▸ Brano

● ● ● ● ● ● ●

Il clima (del Creato) non è una merce di scambio

La rottura di Trump sul clima ha attratto anche i suoi avversari sul terreno del mercato e della geopolitica. La polemica autentica resta quella umanistica della Laudato Sì. di GIANNI CREDIT

Il fake più evidente – nel ritiro degli Usa dagli Accordi di Parigi sul clima annunciato da Donald Trump – non è il fatto che Washington resterà in realtà vincolata al Cop21 almeno fino al  2020 quando il presidente sarà al vaglio degli elettori al termine del primo mandato. La post-verità più insidiosa è la pretesa implicita di ridurre la tutela ambientale a oggetto di mercato: a questione economica o geopolitica, comunque relativizzata a interessi di Stati e potentati finanziari attorno alle fonti di energia.

Perfino i molti e agguerriti  avversari della Casa Bianca sul nuovo “fronte del clima” si sono visti costretti ad utilizzare-argomenti in fondo trumpiani (costi/benefici, scambio diplomatico, etc)i piuttosto che controbattere in misura radicale, “umana”, suggerendo a Trump di leggere la copia della “Laudato Sì” donatagli da Papa Francesco una settimana prima della denuncia degli accordi.

Sarà pur vero che i piani d’investimento messi in cantiere per sviluppare generazione di energia pulita sono stimati su scala globale in 4.200 miliardi di dollari entro il 2030 e che la decisione di Trump mette a rischio progetti di ricerca scientifica pura e tecnologica a vasto spettro applicativo, in molti casi già avanzati E’ un fatto – un fatto positivo – che tutte le maggiori multinazionali (comprese le italiane Eni ed Enel) stiano associando in maniera sistematica i loro piani di ricerca e sviluppo con l’impegno a ridurre le emissioni. Né è stato da poco che Michael Bloomberg – ex sindaco di New York e magnate di Wall Street – non si sia limitato a deplorare politicamente la mossa di Trump ma abbia offerto 15 milioni per sostenere i programma Onu di sussidiarietà globale per studi e azioni riguardanti il cambiamento climatico. Ed è per alcuni versi comprensibile che il New York Times – nello sforzo di dare concretezza alla sua polemica anti-Trump – abbia esaminato uno per uno i budget delle agenzie governative a rischio-scure da parte della nuova Amministrazione.

● ● ● ● ● ● ●

▸ Istruzione data A
Ricopia dal brano sul clima il tratto che comincia con "Il fake più" e termina con "fonti di energia.".
▸ Istruzione data B
Continua il brano sul ritiro degli Usa dagli Accordi di Parigi, ripartendo dopo la sua ultima frase.

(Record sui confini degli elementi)
● ● ● ● ● ● ●

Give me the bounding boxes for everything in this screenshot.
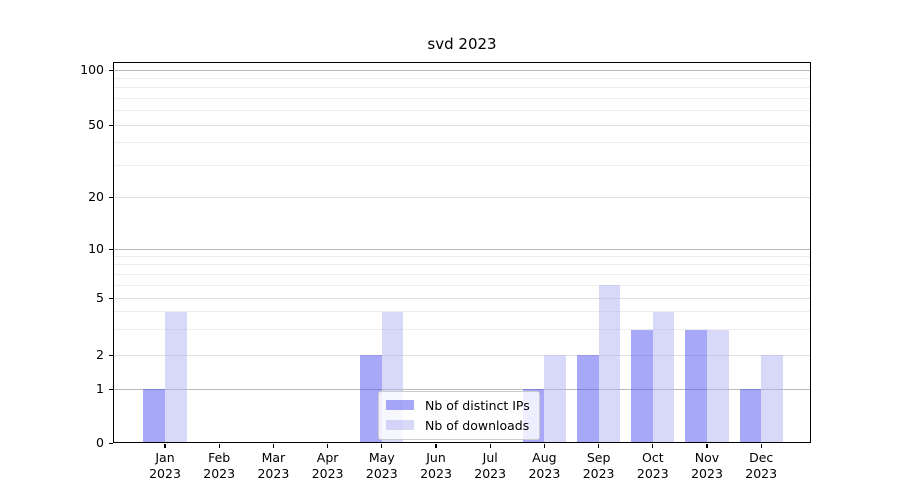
- x-tick-mark-aug: [543, 444, 546, 448]
- x-tick-label-oct: Oct 2023: [621, 450, 685, 482]
- x-tick-mark-jun: [435, 444, 437, 448]
- x-tick-label-aug: Aug 2023: [512, 450, 576, 482]
- x-tick-label-mar: Mar 2023: [241, 450, 305, 482]
- x-tick-label-apr: Apr 2023: [296, 450, 360, 482]
- x-tick-mark-jul: [489, 444, 491, 448]
- bars-layer: [113, 62, 811, 443]
- gridline-90: [113, 77, 811, 79]
- gridline-70: [113, 97, 811, 99]
- bar-distinct-ips-may: [360, 355, 382, 443]
- gridline-100: [113, 69, 811, 71]
- y-tick-mark-0: [109, 442, 113, 444]
- x-tick-mark-oct: [652, 444, 654, 448]
- gridline-3: [113, 329, 811, 331]
- legend-swatch-downloads: [386, 420, 414, 430]
- y-tick-mark-10: [109, 248, 113, 250]
- x-tick-label-jun: Jun 2023: [404, 450, 468, 482]
- bar-distinct-ips-oct: [631, 329, 653, 443]
- gridline-9: [113, 255, 811, 257]
- gridline-20: [113, 196, 811, 198]
- gridline-80: [113, 87, 811, 89]
- bar-downloads-dec: [761, 355, 783, 443]
- y-tick-label-10: 10: [88, 241, 104, 256]
- y-tick-label-1: 1: [96, 381, 104, 396]
- x-tick-mark-dec: [760, 444, 762, 448]
- x-tick-mark-apr: [327, 444, 329, 448]
- y-tick-mark-20: [109, 196, 113, 198]
- x-tick-label-jan: Jan 2023: [133, 450, 197, 482]
- x-tick-year: 2023: [745, 466, 778, 481]
- x-tick-label-feb: Feb 2023: [187, 450, 251, 482]
- bar-distinct-ips-jan: [143, 389, 165, 443]
- y-tick-label-2: 2: [96, 347, 104, 362]
- y-tick-label-20: 20: [88, 189, 104, 204]
- x-tick-year: 2023: [691, 466, 723, 481]
- legend-swatch-distinct-ips: [386, 400, 414, 410]
- bar-downloads-sep: [598, 285, 621, 443]
- gridlines-layer: [113, 62, 811, 443]
- x-tick-year: 2023: [582, 466, 615, 481]
- y-tick-mark-2: [109, 354, 113, 356]
- bar-downloads-nov: [707, 329, 729, 443]
- gridline-5: [113, 297, 811, 299]
- x-tick-year: 2023: [420, 466, 452, 481]
- gridline-1: [113, 388, 811, 390]
- x-tick-mark-nov: [706, 444, 708, 448]
- x-tick-year: 2023: [365, 466, 398, 481]
- x-tick-mark-mar: [272, 444, 275, 448]
- gridline-6: [113, 284, 811, 286]
- legend-item-downloads: Nb of downloads: [386, 417, 530, 433]
- chart-title: svd 2023: [427, 35, 497, 53]
- bar-downloads-jan: [165, 311, 187, 443]
- x-tick-year: 2023: [474, 466, 507, 481]
- bar-distinct-ips-nov: [685, 329, 707, 443]
- gridline-40: [113, 142, 811, 144]
- gridline-2: [113, 354, 811, 356]
- bar-downloads-aug: [544, 355, 566, 443]
- legend: Nb of distinct IPs Nb of downloads: [378, 391, 540, 440]
- y-tick-mark-5: [109, 297, 113, 299]
- y-tick-label-5: 5: [96, 290, 104, 305]
- legend-item-distinct-ips: Nb of distinct IPs: [386, 397, 530, 413]
- x-tick-mark-feb: [218, 444, 220, 448]
- x-tick-label-jul: Jul 2023: [458, 450, 522, 482]
- x-tick-year: 2023: [636, 466, 669, 481]
- x-tick-year: 2023: [203, 466, 236, 481]
- gridline-8: [113, 264, 811, 266]
- x-tick-mark-jan: [164, 444, 166, 448]
- y-tick-mark-1: [109, 388, 113, 390]
- gridline-10: [113, 248, 811, 250]
- x-tick-label-nov: Nov 2023: [675, 450, 739, 482]
- y-tick-label-0: 0: [96, 435, 104, 450]
- x-tick-label-dec: Dec 2023: [729, 450, 793, 482]
- x-tick-year: 2023: [311, 466, 344, 481]
- gridline-30: [113, 164, 811, 166]
- x-tick-mark-may: [381, 444, 383, 448]
- bar-downloads-oct: [652, 311, 675, 443]
- y-tick-label-100: 100: [80, 62, 104, 77]
- plot-area: Nb of distinct IPs Nb of downloads: [113, 62, 811, 443]
- legend-label-downloads: Nb of downloads: [425, 417, 530, 433]
- x-tick-mark-sep: [598, 444, 600, 448]
- legend-label-distinct-ips: Nb of distinct IPs: [425, 397, 530, 413]
- bar-distinct-ips-sep: [577, 355, 599, 443]
- gridline-50: [113, 124, 811, 126]
- bar-distinct-ips-dec: [739, 389, 762, 443]
- y-tick-mark-100: [109, 69, 113, 71]
- x-tick-year: 2023: [149, 466, 181, 481]
- y-tick-label-50: 50: [88, 117, 104, 132]
- gridline-4: [113, 311, 811, 313]
- x-tick-label-sep: Sep 2023: [567, 450, 631, 482]
- gridline-7: [113, 273, 811, 275]
- x-tick-year: 2023: [257, 466, 290, 481]
- x-tick-year: 2023: [528, 466, 561, 481]
- y-tick-mark-50: [109, 124, 113, 126]
- gridline-60: [113, 110, 811, 112]
- x-tick-label-may: May 2023: [350, 450, 414, 482]
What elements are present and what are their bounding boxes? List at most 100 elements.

● ● ● ● ● ● ●

▸ Risposta scritta A
Il fake più evidente – nel ritiro degli Usa dagli Accordi di Parigi sul clima annunciato da Donald Trump – non è il fatto che Washington resterà in realtà vincolata al Cop21 almeno fino al  2020 quando il presidente sarà al vaglio degli elettori al termine del primo mandato. La post-verità più insidiosa è la pretesa implicita di ridurre la tutela ambientale a oggetto di mercato: a questione economica o geopolitica, comunque relativizzata a interessi di Stati e potentati finanziari attorno alle fonti di energia.

▸ Risposta scritta B
Ma mettersi a duellare con Trump sulle cifre significa entrare inesorabilmente nella visuale di un uomo d’affari americano eletto all’insegna di America First: per il quale il global warming non è una provocazione epocale a tutti gli uomini e ciascun uomo, ma nulla più di un fastidioso effetto collaterale dell’uso intensivo di carbon fossile, un freno alla generazione di profitti più facili da ventunesimo secolo e un po’ di posti di lavoro da dicianovesimo, maledetti e subito. Parlare al presidente americano di posti di lavoro puliti (anzitutto quelli dei giovani ricercatori che lavorano all’energia alternativa) e di profitti “4.0” (quelli generati dall’imprenditoria dell’intelligenza e incorporanti valori collettivi) è vano: Trump, capo della prima potenza globale, è preoccupato unicamente della sua rielezione: come un tycoon di Wall Street si concentra solo sui profitti a brevissimo che possono garantirgli per esempio la manipolazione o il rinvio di una vera ricostruzione del sistema finanziario e delle sue regole.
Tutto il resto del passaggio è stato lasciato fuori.